# DATASET RECORDS
************

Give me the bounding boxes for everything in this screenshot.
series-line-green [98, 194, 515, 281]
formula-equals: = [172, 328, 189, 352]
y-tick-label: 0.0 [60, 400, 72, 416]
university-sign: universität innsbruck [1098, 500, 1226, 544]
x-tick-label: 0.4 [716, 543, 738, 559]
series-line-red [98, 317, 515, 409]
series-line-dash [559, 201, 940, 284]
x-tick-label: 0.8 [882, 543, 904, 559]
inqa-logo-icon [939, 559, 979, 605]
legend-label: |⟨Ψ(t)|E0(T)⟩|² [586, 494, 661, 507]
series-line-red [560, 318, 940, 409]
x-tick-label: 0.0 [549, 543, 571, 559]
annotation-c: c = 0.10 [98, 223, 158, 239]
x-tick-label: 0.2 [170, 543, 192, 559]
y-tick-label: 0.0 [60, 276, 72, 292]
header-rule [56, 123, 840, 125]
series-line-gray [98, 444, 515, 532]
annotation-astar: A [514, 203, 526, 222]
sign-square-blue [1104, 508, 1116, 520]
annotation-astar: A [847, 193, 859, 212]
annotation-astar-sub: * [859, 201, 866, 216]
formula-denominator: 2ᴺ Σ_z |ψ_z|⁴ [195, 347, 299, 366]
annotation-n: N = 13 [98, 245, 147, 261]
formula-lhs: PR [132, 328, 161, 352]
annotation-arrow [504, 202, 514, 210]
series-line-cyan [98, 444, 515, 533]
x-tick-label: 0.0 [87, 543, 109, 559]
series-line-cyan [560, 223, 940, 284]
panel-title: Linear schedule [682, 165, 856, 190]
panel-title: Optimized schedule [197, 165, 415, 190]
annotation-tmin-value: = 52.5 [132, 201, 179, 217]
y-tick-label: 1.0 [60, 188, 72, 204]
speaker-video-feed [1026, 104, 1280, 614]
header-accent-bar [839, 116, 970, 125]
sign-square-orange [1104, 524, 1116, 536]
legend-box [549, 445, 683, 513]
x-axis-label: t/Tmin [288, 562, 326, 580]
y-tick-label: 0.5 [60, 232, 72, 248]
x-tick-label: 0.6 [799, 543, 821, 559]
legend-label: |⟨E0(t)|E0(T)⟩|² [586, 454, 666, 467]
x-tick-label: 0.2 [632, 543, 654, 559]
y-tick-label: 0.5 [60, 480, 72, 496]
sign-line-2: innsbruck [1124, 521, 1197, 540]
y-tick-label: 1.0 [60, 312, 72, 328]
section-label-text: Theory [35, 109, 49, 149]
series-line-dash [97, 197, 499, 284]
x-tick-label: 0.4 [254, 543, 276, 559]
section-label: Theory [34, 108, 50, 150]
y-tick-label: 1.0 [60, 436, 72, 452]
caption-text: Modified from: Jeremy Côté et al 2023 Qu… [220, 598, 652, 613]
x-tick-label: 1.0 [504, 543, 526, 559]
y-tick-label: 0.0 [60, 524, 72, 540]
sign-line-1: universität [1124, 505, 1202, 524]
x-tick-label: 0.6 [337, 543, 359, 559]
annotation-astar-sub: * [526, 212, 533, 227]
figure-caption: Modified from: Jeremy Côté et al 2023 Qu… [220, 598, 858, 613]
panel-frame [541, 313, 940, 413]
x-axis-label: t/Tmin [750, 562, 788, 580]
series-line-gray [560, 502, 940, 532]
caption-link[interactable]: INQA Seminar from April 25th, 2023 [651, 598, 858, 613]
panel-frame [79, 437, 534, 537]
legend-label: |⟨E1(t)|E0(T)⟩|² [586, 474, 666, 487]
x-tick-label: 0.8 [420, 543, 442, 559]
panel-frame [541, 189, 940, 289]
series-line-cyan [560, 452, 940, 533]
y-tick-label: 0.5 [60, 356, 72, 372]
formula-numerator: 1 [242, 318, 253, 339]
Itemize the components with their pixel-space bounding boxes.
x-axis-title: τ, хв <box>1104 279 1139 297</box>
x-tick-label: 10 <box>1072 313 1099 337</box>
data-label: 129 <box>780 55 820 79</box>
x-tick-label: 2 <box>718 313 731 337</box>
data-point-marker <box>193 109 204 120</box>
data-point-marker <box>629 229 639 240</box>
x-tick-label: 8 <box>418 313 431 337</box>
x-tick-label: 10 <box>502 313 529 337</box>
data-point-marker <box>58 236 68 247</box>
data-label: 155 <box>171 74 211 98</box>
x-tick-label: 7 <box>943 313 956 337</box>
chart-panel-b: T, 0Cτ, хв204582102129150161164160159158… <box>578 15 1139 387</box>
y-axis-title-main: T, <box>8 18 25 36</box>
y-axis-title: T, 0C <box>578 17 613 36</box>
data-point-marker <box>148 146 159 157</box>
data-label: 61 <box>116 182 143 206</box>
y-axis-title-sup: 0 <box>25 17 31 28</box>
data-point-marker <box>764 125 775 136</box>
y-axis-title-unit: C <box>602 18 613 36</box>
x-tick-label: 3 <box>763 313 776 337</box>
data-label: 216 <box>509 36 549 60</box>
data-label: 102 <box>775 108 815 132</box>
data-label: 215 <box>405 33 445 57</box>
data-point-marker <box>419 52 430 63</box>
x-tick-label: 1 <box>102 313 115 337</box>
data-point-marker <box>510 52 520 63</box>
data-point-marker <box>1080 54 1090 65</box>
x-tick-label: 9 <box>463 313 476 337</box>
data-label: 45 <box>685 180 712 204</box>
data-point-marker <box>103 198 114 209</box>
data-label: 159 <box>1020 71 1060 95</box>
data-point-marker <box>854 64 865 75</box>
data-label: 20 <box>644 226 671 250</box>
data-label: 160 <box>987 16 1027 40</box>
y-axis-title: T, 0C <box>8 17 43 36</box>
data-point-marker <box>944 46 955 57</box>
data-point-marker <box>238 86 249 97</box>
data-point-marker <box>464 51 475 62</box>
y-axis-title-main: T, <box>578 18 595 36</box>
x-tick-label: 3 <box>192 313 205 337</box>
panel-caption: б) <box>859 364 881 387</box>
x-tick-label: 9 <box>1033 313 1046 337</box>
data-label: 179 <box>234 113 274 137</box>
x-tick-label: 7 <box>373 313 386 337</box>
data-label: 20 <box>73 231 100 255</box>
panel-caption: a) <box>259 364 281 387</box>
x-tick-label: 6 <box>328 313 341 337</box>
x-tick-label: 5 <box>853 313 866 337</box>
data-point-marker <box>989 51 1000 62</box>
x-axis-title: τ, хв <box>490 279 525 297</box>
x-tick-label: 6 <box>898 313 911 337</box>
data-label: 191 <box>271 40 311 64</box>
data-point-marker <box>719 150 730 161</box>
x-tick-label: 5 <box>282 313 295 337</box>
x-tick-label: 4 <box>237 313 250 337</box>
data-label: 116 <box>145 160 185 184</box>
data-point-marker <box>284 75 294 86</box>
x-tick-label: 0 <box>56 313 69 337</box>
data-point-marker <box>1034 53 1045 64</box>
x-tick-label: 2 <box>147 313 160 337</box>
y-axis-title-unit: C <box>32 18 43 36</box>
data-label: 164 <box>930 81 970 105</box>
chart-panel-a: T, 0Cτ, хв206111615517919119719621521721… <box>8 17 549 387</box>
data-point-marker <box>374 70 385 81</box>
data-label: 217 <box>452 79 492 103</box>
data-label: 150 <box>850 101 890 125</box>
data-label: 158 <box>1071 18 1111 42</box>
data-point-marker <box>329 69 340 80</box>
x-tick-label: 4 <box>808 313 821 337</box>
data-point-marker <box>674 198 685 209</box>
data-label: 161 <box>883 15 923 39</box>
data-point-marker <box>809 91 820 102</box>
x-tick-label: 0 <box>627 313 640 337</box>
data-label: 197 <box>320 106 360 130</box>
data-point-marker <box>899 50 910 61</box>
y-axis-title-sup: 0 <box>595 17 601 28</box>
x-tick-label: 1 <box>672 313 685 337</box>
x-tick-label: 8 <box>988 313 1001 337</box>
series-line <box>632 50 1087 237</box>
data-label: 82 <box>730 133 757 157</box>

************

# THE EXERCISE
Reproduce the lines above without change, from the first line through the line containing "y-tick-label: 0.0 [60, 276, 72, 292]".

# FINISHED EXERCISE
Give me the bounding boxes for everything in this screenshot.
series-line-green [98, 194, 515, 281]
formula-equals: = [172, 328, 189, 352]
y-tick-label: 0.0 [60, 400, 72, 416]
university-sign: universität innsbruck [1098, 500, 1226, 544]
x-tick-label: 0.4 [716, 543, 738, 559]
series-line-red [98, 317, 515, 409]
series-line-dash [559, 201, 940, 284]
x-tick-label: 0.8 [882, 543, 904, 559]
inqa-logo-icon [939, 559, 979, 605]
legend-label: |⟨Ψ(t)|E0(T)⟩|² [586, 494, 661, 507]
series-line-red [560, 318, 940, 409]
x-tick-label: 0.0 [549, 543, 571, 559]
annotation-c: c = 0.10 [98, 223, 158, 239]
x-tick-label: 0.2 [170, 543, 192, 559]
y-tick-label: 0.0 [60, 276, 72, 292]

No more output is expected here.